Extrait du texte:
==========

Article publié dans Le Devoir, le 18 août 2021
Avec le retour des talibans au pouvoir, l’Afghanistan est en train de tourner la page. Cette nouvelle défaite des États-Unis est un événement de portée mondiale.
Dans les années 1980, les États-Unis organisaient avec leurs alliés pakistanais et saoudiens un vaste programme d’armement pour les moudjahidines, dans le but d’embourber davantage l’URSS, alors protecteur du régime afghan. Cela a réussi, forçant le retrait honteux de l’armée soviétique et plus tard l’écroulement du gouvernement afghan.
Quelques années plus tard, les talibans ont conquis le pouvoir et mirent en place un régime ultrarépressif. Les États-Unis n’ont pas voulu s’en mêler, jusqu’à ce que l’Afghanistan devienne le refuge des islamistes radicaux, ce qui devint évident le 11 septembre 2001.

==========

Informations extraites:
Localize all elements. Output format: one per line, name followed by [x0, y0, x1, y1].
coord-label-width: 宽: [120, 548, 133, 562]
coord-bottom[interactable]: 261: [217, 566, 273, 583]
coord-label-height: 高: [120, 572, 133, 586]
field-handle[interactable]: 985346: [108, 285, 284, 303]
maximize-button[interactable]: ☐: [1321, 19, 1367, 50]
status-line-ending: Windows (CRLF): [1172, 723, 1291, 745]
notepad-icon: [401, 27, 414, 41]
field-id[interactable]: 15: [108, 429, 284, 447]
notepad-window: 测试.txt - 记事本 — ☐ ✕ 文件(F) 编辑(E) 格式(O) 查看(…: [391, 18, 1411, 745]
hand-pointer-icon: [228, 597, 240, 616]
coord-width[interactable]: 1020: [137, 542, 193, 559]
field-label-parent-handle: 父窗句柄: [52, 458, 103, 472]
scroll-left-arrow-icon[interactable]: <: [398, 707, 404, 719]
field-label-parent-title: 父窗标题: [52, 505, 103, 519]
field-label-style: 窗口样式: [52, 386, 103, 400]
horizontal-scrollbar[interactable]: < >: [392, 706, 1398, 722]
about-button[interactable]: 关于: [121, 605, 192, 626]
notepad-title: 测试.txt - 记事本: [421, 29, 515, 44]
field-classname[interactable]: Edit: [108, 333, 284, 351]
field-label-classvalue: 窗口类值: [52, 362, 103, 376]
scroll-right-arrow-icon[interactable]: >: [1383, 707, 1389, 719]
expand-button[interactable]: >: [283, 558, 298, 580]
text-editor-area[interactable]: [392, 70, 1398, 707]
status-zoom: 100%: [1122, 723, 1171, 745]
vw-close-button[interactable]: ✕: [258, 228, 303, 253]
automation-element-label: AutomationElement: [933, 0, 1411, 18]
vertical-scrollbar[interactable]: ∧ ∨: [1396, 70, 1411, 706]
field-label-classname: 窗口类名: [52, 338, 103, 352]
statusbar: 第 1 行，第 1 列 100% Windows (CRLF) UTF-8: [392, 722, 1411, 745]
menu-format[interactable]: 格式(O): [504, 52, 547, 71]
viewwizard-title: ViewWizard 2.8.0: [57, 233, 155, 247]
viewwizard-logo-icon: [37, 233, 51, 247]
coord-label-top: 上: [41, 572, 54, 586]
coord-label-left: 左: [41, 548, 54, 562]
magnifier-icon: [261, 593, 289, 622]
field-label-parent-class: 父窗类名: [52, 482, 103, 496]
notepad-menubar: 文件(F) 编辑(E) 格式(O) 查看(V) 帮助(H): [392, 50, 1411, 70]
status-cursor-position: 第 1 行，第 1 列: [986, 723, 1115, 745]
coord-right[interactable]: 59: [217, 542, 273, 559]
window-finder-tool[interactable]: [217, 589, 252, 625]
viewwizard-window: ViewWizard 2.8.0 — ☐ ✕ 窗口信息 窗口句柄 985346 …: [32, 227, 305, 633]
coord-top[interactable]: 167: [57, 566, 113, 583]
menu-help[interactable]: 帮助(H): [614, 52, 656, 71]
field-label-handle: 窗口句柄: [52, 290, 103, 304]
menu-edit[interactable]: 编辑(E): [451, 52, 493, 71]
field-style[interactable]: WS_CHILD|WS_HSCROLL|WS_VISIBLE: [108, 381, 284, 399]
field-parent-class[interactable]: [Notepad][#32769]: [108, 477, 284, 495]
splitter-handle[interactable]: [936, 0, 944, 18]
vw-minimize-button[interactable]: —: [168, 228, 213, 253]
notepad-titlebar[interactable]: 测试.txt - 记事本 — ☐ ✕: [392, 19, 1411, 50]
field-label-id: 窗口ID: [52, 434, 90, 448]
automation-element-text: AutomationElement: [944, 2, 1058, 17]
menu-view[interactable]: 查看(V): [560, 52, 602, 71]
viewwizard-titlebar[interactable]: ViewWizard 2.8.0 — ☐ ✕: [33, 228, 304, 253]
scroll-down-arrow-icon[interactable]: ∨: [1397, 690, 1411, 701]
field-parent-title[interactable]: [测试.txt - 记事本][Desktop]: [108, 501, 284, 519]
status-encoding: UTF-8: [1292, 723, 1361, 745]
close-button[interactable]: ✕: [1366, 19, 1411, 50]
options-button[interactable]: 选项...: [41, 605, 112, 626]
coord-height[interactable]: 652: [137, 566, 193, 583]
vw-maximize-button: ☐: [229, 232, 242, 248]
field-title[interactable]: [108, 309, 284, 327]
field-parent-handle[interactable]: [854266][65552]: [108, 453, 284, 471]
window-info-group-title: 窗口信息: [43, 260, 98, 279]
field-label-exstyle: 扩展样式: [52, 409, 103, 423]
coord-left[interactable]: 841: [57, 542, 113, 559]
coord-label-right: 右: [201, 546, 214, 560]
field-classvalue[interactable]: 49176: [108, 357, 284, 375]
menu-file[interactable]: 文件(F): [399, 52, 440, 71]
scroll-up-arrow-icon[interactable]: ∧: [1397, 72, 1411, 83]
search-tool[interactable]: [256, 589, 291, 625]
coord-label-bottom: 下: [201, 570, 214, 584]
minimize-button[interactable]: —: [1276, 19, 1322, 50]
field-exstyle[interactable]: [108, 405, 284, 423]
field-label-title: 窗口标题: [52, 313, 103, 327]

==========

Tâches et exercices:
**1.** Indiquez si chacune des affirmations suivantes concorde avec l’article sur l’Afghanistan, en répondant par oui ou par non et en citant les mots décisifs de l’article. (a) Dans les années 1980, les États-Unis armaient les moudjahidines avec l’aide d’alliés pakistanais et saoudiens. (b) Les États-Unis sont intervenus dès l’arrivée au pouvoir des talibans. (c) À cette époque, l’URSS protégeait le régime afghan.
**2.** Reproduisez fidèlement le passage de l’article sur l’Afghanistan qui commence aux mots « Article publié dans » et s’arrête après « de portée mondiale. ».

Corrigé des exercices:
**1.**
(a) Oui : « les États-Unis organisaient avec leurs alliés pakistanais et saoudiens un vaste programme d’armement pour les moudjahidines ».
(b) Non : « Les États-Unis n’ont pas voulu s’en mêler ».
(c) Oui : « l’URSS, alors protecteur du régime afghan ».

**2.**
Article publié dans Le Devoir, le 18 août 2021
Avec le retour des talibans au pouvoir, l’Afghanistan est en train de tourner la page. Cette nouvelle défaite des États-Unis est un événement de portée mondiale.